Records contained in a dataset:

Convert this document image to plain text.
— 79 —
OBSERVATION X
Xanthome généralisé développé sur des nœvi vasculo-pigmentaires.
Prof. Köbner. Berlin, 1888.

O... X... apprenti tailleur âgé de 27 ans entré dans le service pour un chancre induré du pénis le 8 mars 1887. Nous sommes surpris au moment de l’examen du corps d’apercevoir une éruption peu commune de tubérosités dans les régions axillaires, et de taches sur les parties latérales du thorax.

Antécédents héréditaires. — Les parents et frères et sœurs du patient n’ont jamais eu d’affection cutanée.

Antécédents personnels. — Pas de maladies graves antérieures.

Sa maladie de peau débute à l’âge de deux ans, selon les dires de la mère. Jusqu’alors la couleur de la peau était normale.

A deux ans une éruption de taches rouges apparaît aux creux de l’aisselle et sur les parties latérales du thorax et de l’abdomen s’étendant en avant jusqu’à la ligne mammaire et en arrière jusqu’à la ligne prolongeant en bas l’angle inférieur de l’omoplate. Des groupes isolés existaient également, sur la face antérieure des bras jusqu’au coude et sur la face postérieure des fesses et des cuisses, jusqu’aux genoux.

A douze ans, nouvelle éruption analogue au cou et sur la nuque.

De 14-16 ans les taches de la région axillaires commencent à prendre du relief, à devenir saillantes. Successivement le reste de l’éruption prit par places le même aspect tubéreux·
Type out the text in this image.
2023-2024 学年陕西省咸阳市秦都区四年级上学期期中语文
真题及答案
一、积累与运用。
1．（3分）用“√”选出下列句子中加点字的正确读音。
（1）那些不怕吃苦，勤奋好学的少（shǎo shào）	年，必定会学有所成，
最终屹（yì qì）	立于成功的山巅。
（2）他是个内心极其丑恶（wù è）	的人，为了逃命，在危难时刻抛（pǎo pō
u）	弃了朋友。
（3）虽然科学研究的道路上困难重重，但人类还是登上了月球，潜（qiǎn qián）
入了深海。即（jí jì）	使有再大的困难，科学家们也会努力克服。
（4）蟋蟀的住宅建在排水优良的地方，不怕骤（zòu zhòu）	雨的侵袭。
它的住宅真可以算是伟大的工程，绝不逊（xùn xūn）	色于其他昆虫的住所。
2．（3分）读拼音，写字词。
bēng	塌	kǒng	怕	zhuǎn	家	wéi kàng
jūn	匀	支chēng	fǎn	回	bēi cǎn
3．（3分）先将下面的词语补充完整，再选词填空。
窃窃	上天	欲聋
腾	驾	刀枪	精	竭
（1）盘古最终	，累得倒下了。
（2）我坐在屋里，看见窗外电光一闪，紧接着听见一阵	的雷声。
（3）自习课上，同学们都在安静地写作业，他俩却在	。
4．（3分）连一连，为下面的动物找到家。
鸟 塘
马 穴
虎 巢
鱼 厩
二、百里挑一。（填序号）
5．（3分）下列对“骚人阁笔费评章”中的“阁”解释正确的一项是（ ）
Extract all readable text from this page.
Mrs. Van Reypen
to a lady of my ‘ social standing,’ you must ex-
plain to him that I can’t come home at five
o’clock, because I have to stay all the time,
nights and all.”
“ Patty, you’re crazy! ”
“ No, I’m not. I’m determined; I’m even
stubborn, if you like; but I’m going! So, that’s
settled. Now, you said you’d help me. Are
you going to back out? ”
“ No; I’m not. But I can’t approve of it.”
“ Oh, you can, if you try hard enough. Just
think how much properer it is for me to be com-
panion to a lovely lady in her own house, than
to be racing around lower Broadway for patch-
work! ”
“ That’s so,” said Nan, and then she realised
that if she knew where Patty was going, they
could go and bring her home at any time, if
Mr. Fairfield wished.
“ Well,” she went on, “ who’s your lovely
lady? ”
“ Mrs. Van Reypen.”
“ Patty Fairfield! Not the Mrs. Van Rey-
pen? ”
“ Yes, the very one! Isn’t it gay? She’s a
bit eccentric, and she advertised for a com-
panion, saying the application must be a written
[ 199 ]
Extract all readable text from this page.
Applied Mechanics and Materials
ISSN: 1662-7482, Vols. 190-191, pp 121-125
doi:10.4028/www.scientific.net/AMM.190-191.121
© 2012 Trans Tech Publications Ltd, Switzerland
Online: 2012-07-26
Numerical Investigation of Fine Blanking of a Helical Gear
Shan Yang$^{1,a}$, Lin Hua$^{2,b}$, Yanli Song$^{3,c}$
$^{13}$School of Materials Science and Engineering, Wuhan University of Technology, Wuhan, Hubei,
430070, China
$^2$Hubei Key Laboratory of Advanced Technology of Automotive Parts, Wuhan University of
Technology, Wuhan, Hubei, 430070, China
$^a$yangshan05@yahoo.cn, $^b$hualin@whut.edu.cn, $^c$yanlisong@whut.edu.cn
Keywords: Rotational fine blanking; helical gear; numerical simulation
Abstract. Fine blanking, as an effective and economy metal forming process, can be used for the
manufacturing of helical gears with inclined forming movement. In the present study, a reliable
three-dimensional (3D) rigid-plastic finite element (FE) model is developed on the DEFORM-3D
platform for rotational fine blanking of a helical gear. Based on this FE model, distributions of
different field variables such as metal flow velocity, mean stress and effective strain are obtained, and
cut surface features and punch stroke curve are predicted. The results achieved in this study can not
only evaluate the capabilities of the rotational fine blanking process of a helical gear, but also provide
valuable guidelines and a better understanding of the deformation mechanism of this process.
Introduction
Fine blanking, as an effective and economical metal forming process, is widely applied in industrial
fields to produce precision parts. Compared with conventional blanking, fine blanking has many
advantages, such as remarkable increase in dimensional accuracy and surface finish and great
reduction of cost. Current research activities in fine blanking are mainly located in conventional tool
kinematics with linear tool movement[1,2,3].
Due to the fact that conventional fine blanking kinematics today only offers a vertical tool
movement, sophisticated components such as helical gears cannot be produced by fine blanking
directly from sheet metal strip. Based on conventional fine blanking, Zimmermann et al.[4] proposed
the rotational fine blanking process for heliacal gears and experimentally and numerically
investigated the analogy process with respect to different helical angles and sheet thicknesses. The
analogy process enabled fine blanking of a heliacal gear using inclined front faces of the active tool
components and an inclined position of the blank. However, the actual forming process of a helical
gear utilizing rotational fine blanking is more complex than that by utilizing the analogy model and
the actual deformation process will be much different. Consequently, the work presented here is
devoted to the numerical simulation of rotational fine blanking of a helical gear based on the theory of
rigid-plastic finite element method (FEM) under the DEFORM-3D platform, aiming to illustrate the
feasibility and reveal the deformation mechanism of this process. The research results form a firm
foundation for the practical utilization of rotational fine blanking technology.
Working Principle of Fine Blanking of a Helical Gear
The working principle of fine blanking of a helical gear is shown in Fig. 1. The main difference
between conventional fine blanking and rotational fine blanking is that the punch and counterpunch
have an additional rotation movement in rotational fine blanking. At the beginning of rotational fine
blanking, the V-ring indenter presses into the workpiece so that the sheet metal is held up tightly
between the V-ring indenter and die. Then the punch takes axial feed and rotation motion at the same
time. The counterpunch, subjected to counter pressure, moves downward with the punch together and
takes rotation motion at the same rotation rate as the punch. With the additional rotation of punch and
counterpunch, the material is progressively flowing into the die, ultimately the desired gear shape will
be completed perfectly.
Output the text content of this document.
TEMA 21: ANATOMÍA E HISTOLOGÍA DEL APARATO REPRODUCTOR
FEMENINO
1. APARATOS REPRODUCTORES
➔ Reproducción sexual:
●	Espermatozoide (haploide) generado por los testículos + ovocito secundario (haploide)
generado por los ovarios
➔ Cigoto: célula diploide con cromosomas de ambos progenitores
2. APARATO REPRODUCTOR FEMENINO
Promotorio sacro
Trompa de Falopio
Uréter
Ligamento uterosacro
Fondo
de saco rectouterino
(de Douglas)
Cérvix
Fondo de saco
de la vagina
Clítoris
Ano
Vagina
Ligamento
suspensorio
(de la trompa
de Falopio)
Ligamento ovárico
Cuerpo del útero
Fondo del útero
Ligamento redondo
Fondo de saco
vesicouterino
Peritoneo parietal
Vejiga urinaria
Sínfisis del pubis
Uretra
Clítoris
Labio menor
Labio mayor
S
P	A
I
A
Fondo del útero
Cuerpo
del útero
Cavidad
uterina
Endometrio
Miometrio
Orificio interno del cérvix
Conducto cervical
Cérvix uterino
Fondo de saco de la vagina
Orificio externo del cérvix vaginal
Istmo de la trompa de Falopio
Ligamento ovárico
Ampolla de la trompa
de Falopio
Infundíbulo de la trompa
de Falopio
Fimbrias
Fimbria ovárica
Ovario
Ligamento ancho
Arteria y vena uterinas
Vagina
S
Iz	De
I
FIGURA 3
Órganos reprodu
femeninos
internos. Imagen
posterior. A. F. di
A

Exercise aim: Work out how many lines of the data hold the string "Antécédents". Reply with that number alone.

Exercise answer: 2